_Exercise requirements:_
Pictures appear in the records below; write out everything else exactly.

★ ★ ★

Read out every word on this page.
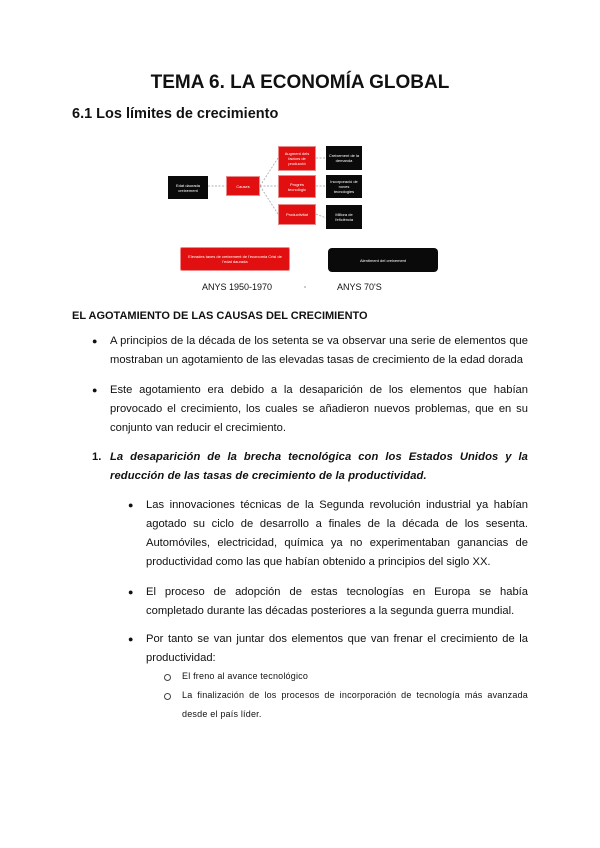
TEMA 6. LA ECONOMÍA GLOBAL
6.1 Los límites de crecimiento
Edat daurada creixement
Causes
Augment dels factors de producció
Progrés tecnològic
Productivitat
Creixement de la demanda
Incorporació de noves tecnologies
Millora de l'eficiència
Elevades taxes de creixement de l'economia Crisi de l'edat daurada	Alentiment del creixement

ANYS 1950-1970	ANYS 70'S

EL AGOTAMIENTO DE LAS CAUSAS DEL CRECIMIENTO
● A principios de la década de los setenta se va observar una serie de elementos que mostraban un agotamiento de las elevadas tasas de crecimiento de la edad dorada

● Este agotamiento era debido a la desaparición de los elementos que habían provocado el crecimiento, los cuales se añadieron nuevos problemas, que en su conjunto van reducir el crecimiento.

1. La desaparición de la brecha tecnológica con los Estados Unidos y la reducción de las tasas de crecimiento de la productividad.

● Las innovaciones técnicas de la Segunda revolución industrial ya habían agotado su ciclo de desarrollo a finales de la década de los sesenta. Automóviles, electricidad, química ya no experimentaban ganancias de productividad como las que habían obtenido a principios del siglo XX.

● El proceso de adopción de estas tecnologías en Europa se había completado durante las décadas posteriores a la segunda guerra mundial.

● Por tanto se van juntar dos elementos que van frenar el crecimiento de la productividad:

El freno al avance tecnológico

La finalización de los procesos de incorporación de tecnología más avanzada desde el país líder.
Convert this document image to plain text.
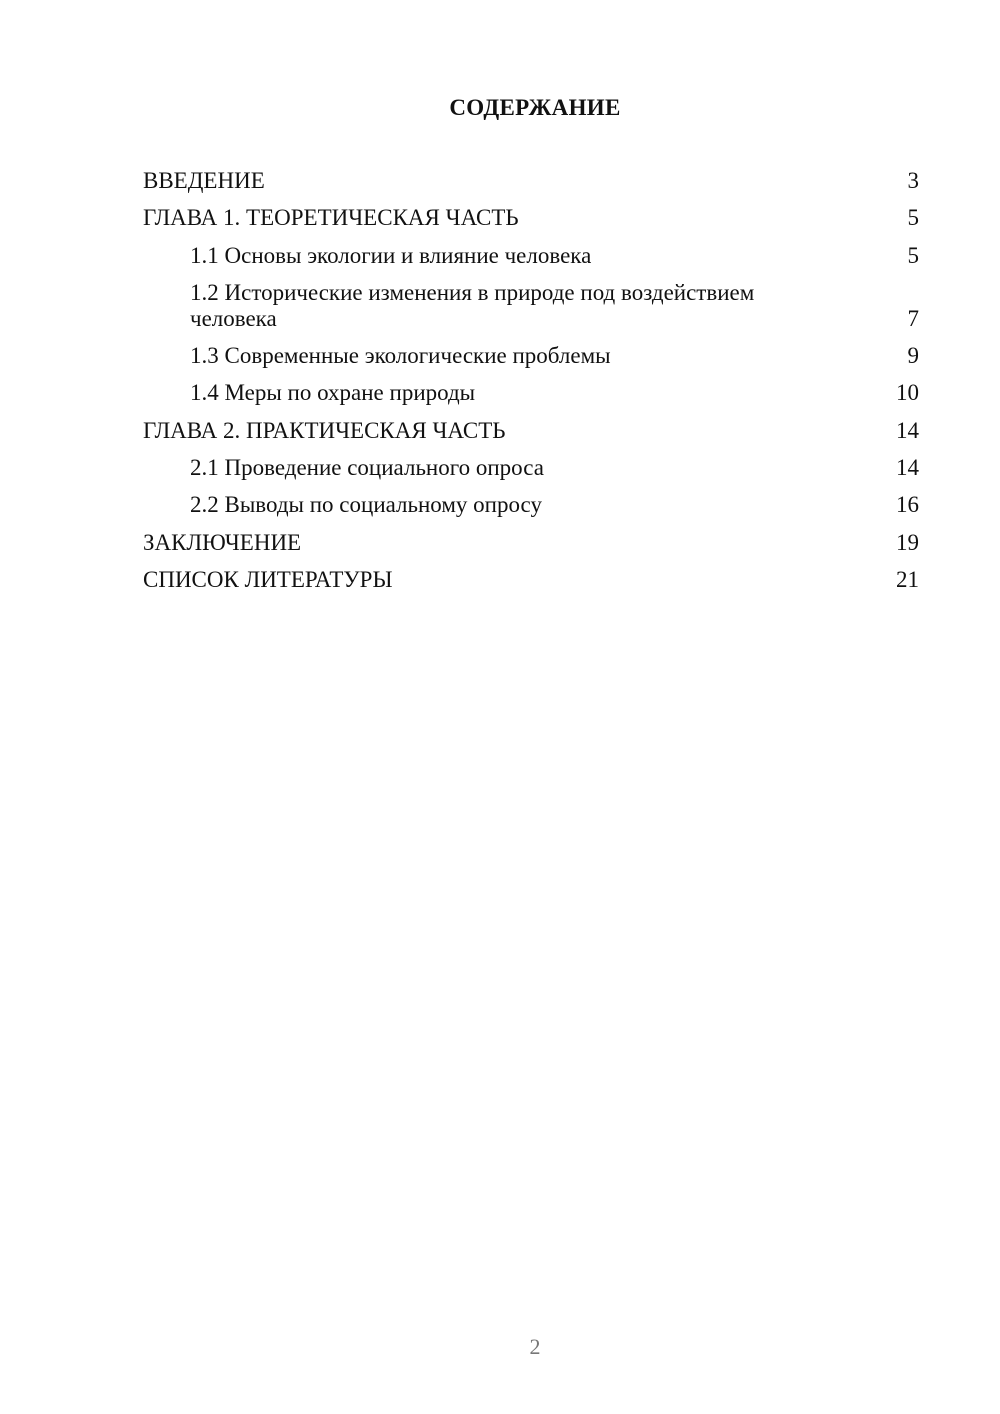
СОДЕРЖАНИЕ
ВВЕДЕНИЕ	3
ГЛАВА 1. ТЕОРЕТИЧЕСКАЯ ЧАСТЬ	5
1.1 Основы экологии и влияние человека	5
1.2 Исторические изменения в природе под воздействием человека	7
1.3 Современные экологические проблемы	9
1.4 Меры по охране природы	10
ГЛАВА 2. ПРАКТИЧЕСКАЯ ЧАСТЬ	14
2.1 Проведение социального опроса	14
2.2 Выводы по социальному опросу	16
ЗАКЛЮЧЕНИЕ	19
СПИСОК ЛИТЕРАТУРЫ	21
2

★ ★ ★

_Task answer:_
Read out every word on this page.
TEMA 6. LA ECONOMÍA GLOBAL
6.1 Los límites de crecimiento
Edat daurada creixement
Causes
Augment dels factors de producció
Progrés tecnològic
Productivitat
Creixement de la demanda
Incorporació de noves tecnologies
Millora de l'eficiència
Elevades taxes de creixement de l'economia Crisi de l'edat daurada	Alentiment del creixement

ANYS 1950-1970	ANYS 70'S

EL AGOTAMIENTO DE LAS CAUSAS DEL CRECIMIENTO
● A principios de la década de los setenta se va observar una serie de elementos que mostraban un agotamiento de las elevadas tasas de crecimiento de la edad dorada

● Este agotamiento era debido a la desaparición de los elementos que habían provocado el crecimiento, los cuales se añadieron nuevos problemas, que en su conjunto van reducir el crecimiento.

1. La desaparición de la brecha tecnológica con los Estados Unidos y la reducción de las tasas de crecimiento de la productividad.

● Las innovaciones técnicas de la Segunda revolución industrial ya habían agotado su ciclo de desarrollo a finales de la década de los sesenta. Automóviles, electricidad, química ya no experimentaban ganancias de productividad como las que habían obtenido a principios del siglo XX.

● El proceso de adopción de estas tecnologías en Europa se había completado durante las décadas posteriores a la segunda guerra mundial.

● Por tanto se van juntar dos elementos que van frenar el crecimiento de la productividad:

El freno al avance tecnológico

La finalización de los procesos de incorporación de tecnología más avanzada desde el país líder.
Convert this document image to plain text.
СОДЕРЖАНИЕ
ВВЕДЕНИЕ	3
ГЛАВА 1. ТЕОРЕТИЧЕСКАЯ ЧАСТЬ	5
1.1 Основы экологии и влияние человека	5
1.2 Исторические изменения в природе под воздействием человека	7
1.3 Современные экологические проблемы	9
1.4 Меры по охране природы	10
ГЛАВА 2. ПРАКТИЧЕСКАЯ ЧАСТЬ	14
2.1 Проведение социального опроса	14
2.2 Выводы по социальному опросу	16
ЗАКЛЮЧЕНИЕ	19
СПИСОК ЛИТЕРАТУРЫ	21
2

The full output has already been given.